Problem description =>
Transcribe the material verbatim in full; the pictures do not belong in the copy.

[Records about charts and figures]
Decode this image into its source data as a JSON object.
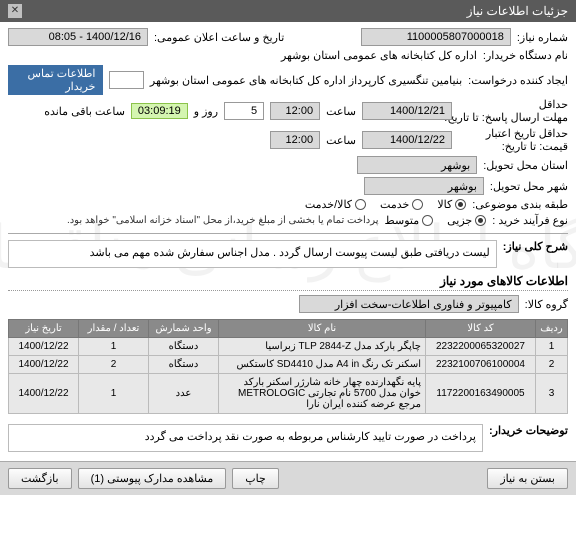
{
  "header": {
    "title": "جزئیات اطلاعات نیاز"
  },
  "fields": {
    "need_no_label": "شماره نیاز:",
    "need_no": "1100005807000018",
    "announce_label": "تاریخ و ساعت اعلان عمومی:",
    "announce_value": "1400/12/16 - 08:05",
    "buyer_label": "نام دستگاه خریدار:",
    "buyer_value": "اداره کل کتابخانه های عمومی استان بوشهر",
    "creator_label": "ایجاد کننده درخواست:",
    "creator_value": "بنیامین تنگسیری کارپرداز اداره کل کتابخانه های عمومی استان بوشهر",
    "contact_btn": "اطلاعات تماس خریدار",
    "deadline_label": "حداقل",
    "deadline_sub": "مهلت ارسال پاسخ: تا تاریخ:",
    "deadline_date": "1400/12/21",
    "saat": "ساعت",
    "deadline_time": "12:00",
    "days": "5",
    "rooz_va": "روز و",
    "time_left": "03:09:19",
    "time_left_suffix": "ساعت باقی مانده",
    "validity_label": "حداقل تاریخ اعتبار",
    "validity_sub": "قیمت: تا تاریخ:",
    "validity_date": "1400/12/22",
    "validity_time": "12:00",
    "province_label": "استان محل تحویل:",
    "province": "بوشهر",
    "city_label": "شهر محل تحویل:",
    "city": "بوشهر",
    "topic_label": "طبقه بندی موضوعی:",
    "topic_o1": "کالا",
    "topic_o2": "خدمت",
    "topic_o3": "کالا/خدمت",
    "process_label": "نوع فرآیند خرید :",
    "process_o1": "جزیی",
    "process_o2": "متوسط",
    "process_note": "پرداخت تمام یا بخشی از مبلغ خرید،از محل \"اسناد خزانه اسلامی\" خواهد بود.",
    "summary_label": "شرح کلی نیاز:",
    "summary_text": "لیست دریافتی طبق لیست پیوست ارسال گردد . مدل اجناس سفارش شده مهم می باشد",
    "items_title": "اطلاعات کالاهای مورد نیاز",
    "group_label": "گروه کالا:",
    "group_value": "کامپیوتر و فناوری اطلاعات-سخت افزار",
    "cols": {
      "idx": "ردیف",
      "code": "کد کالا",
      "name": "نام کالا",
      "unit": "واحد شمارش",
      "qty": "تعداد / مقدار",
      "date": "تاریخ نیاز"
    },
    "rows": [
      {
        "idx": "1",
        "code": "2232200065320027",
        "name": "چاپگر بارکد مدل TLP 2844-Z زبراسیا",
        "unit": "دستگاه",
        "qty": "1",
        "date": "1400/12/22"
      },
      {
        "idx": "2",
        "code": "2232100706100004",
        "name": "اسکنر تک رنگ A4 in مدل SD4410 کاستکس",
        "unit": "دستگاه",
        "qty": "2",
        "date": "1400/12/22"
      },
      {
        "idx": "3",
        "code": "1172200163490005",
        "name": "پایه نگهدارنده چهار خانه شارژر اسکنر بارکد خوان مدل 5700 نام تجارتی METROLOGIC مرجع عرضه کننده ایران نارا",
        "unit": "عدد",
        "qty": "1",
        "date": "1400/12/22"
      }
    ],
    "buyer_note_label": "توضیحات خریدار:",
    "buyer_note": "پرداخت در صورت تایید کارشناس مربوطه  به صورت نقد پرداخت می گردد"
  },
  "footer": {
    "back": "بازگشت",
    "attach": "مشاهده مدارک پیوستی (1)",
    "print": "چاپ",
    "close": "بستن به نیاز"
  }
}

Finished task =>
Decode this image into its source data as a JSON object.
{
  "header": {
    "title": "جزئیات اطلاعات نیاز"
  },
  "fields": {
    "need_no_label": "شماره نیاز:",
    "need_no": "1100005807000018",
    "announce_label": "تاریخ و ساعت اعلان عمومی:",
    "announce_value": "1400/12/16 - 08:05",
    "buyer_label": "نام دستگاه خریدار:",
    "buyer_value": "اداره کل کتابخانه های عمومی استان بوشهر",
    "creator_label": "ایجاد کننده درخواست:",
    "creator_value": "بنیامین تنگسیری کارپرداز اداره کل کتابخانه های عمومی استان بوشهر",
    "contact_btn": "اطلاعات تماس خریدار",
    "deadline_label": "حداقل",
    "deadline_sub": "مهلت ارسال پاسخ: تا تاریخ:",
    "deadline_date": "1400/12/21",
    "saat": "ساعت",
    "deadline_time": "12:00",
    "days": "5",
    "rooz_va": "روز و",
    "time_left": "03:09:19",
    "time_left_suffix": "ساعت باقی مانده",
    "validity_label": "حداقل تاریخ اعتبار",
    "validity_sub": "قیمت: تا تاریخ:",
    "validity_date": "1400/12/22",
    "validity_time": "12:00",
    "province_label": "استان محل تحویل:",
    "province": "بوشهر",
    "city_label": "شهر محل تحویل:",
    "city": "بوشهر",
    "topic_label": "طبقه بندی موضوعی:",
    "topic_o1": "کالا",
    "topic_o2": "خدمت",
    "topic_o3": "کالا/خدمت",
    "process_label": "نوع فرآیند خرید :",
    "process_o1": "جزیی",
    "process_o2": "متوسط",
    "process_note": "پرداخت تمام یا بخشی از مبلغ خرید،از محل \"اسناد خزانه اسلامی\" خواهد بود.",
    "summary_label": "شرح کلی نیاز:",
    "summary_text": "لیست دریافتی طبق لیست پیوست ارسال گردد . مدل اجناس سفارش شده مهم می باشد",
    "items_title": "اطلاعات کالاهای مورد نیاز",
    "group_label": "گروه کالا:",
    "group_value": "کامپیوتر و فناوری اطلاعات-سخت افزار",
    "cols": {
      "idx": "ردیف",
      "code": "کد کالا",
      "name": "نام کالا",
      "unit": "واحد شمارش",
      "qty": "تعداد / مقدار",
      "date": "تاریخ نیاز"
    },
    "rows": [
      {
        "idx": "1",
        "code": "2232200065320027",
        "name": "چاپگر بارکد مدل TLP 2844-Z زبراسیا",
        "unit": "دستگاه",
        "qty": "1",
        "date": "1400/12/22"
      },
      {
        "idx": "2",
        "code": "2232100706100004",
        "name": "اسکنر تک رنگ A4 in مدل SD4410 کاستکس",
        "unit": "دستگاه",
        "qty": "2",
        "date": "1400/12/22"
      },
      {
        "idx": "3",
        "code": "1172200163490005",
        "name": "پایه نگهدارنده چهار خانه شارژر اسکنر بارکد خوان مدل 5700 نام تجارتی METROLOGIC مرجع عرضه کننده ایران نارا",
        "unit": "عدد",
        "qty": "1",
        "date": "1400/12/22"
      }
    ],
    "buyer_note_label": "توضیحات خریدار:",
    "buyer_note": "پرداخت در صورت تایید کارشناس مربوطه  به صورت نقد پرداخت می گردد"
  },
  "footer": {
    "back": "بازگشت",
    "attach": "مشاهده مدارک پیوستی (1)",
    "print": "چاپ",
    "close": "بستن به نیاز"
  }
}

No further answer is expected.